Task statement ->
Select the lines that hold the word "incorporate" and copy each one.

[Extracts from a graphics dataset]
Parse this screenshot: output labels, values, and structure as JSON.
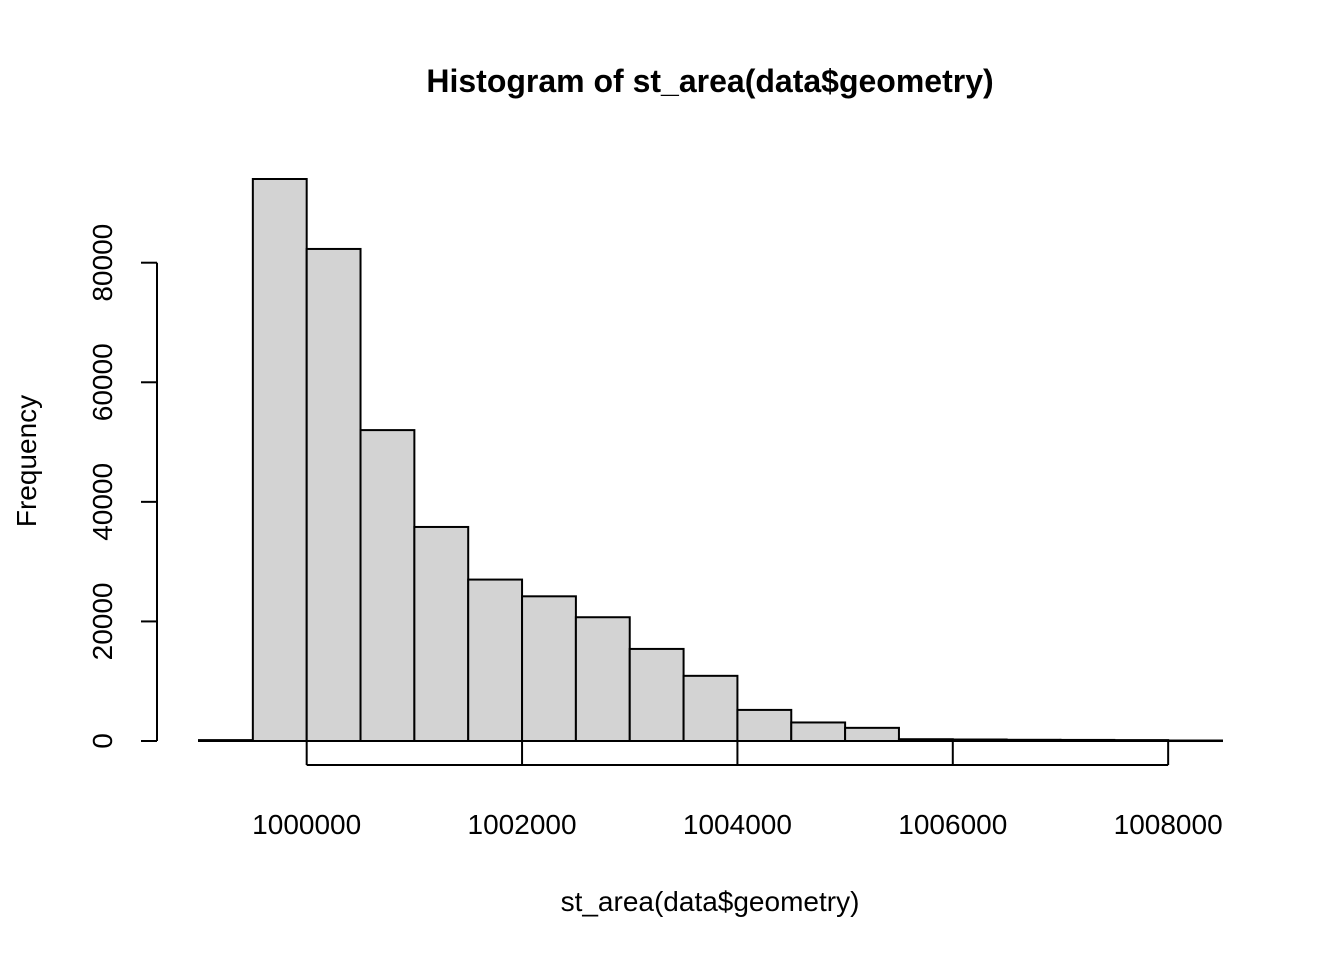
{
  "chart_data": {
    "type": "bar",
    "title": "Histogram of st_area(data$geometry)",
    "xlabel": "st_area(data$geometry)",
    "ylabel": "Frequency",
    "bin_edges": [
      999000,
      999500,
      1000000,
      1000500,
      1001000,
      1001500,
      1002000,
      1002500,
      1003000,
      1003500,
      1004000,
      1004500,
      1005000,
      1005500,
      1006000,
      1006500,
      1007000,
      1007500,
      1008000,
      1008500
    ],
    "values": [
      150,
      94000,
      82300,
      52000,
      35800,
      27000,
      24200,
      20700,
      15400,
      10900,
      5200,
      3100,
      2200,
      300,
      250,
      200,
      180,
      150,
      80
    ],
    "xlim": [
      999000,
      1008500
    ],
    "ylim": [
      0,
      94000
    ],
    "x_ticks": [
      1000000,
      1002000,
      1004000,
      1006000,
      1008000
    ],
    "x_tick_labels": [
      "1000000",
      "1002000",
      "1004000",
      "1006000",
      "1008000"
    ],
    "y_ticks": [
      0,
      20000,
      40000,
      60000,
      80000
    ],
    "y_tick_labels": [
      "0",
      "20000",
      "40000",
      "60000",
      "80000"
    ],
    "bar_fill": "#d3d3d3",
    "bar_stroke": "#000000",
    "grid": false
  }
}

--

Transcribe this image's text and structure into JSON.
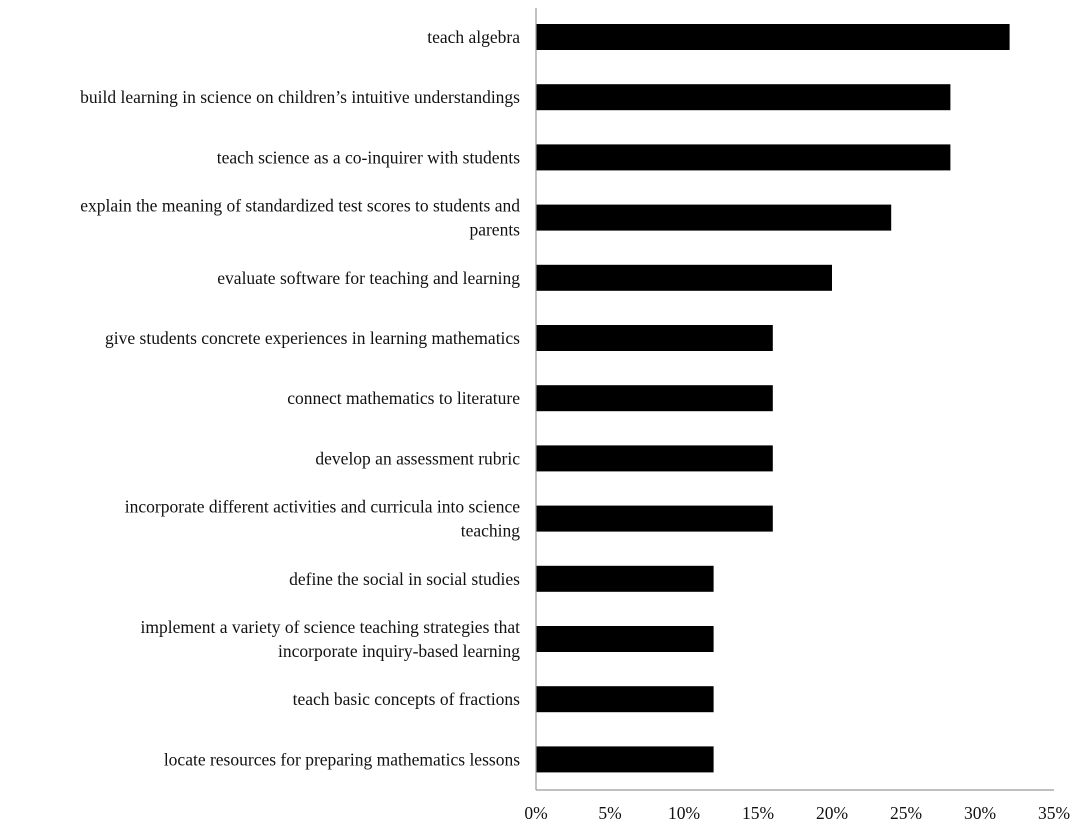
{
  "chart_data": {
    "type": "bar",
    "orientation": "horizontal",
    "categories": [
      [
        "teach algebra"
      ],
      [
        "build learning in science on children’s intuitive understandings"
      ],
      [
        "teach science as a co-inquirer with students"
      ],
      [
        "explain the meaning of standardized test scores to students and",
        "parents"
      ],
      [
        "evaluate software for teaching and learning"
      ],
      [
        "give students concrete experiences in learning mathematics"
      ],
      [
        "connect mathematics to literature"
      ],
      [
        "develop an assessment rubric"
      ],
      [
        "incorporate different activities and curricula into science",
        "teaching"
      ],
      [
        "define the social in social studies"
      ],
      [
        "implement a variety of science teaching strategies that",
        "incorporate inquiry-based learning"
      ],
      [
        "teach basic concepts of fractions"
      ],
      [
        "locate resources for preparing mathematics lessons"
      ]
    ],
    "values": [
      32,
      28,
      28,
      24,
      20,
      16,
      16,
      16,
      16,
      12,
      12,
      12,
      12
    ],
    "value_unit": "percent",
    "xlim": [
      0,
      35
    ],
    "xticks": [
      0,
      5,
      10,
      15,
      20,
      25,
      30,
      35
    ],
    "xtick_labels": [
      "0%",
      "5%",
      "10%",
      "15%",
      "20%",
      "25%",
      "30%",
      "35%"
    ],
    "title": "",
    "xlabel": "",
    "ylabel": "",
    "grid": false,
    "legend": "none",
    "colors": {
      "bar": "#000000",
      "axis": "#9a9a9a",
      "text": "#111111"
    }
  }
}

Output for this exercise ->
        "incorporate different activities and curricula into science",
        "incorporate inquiry-based learning"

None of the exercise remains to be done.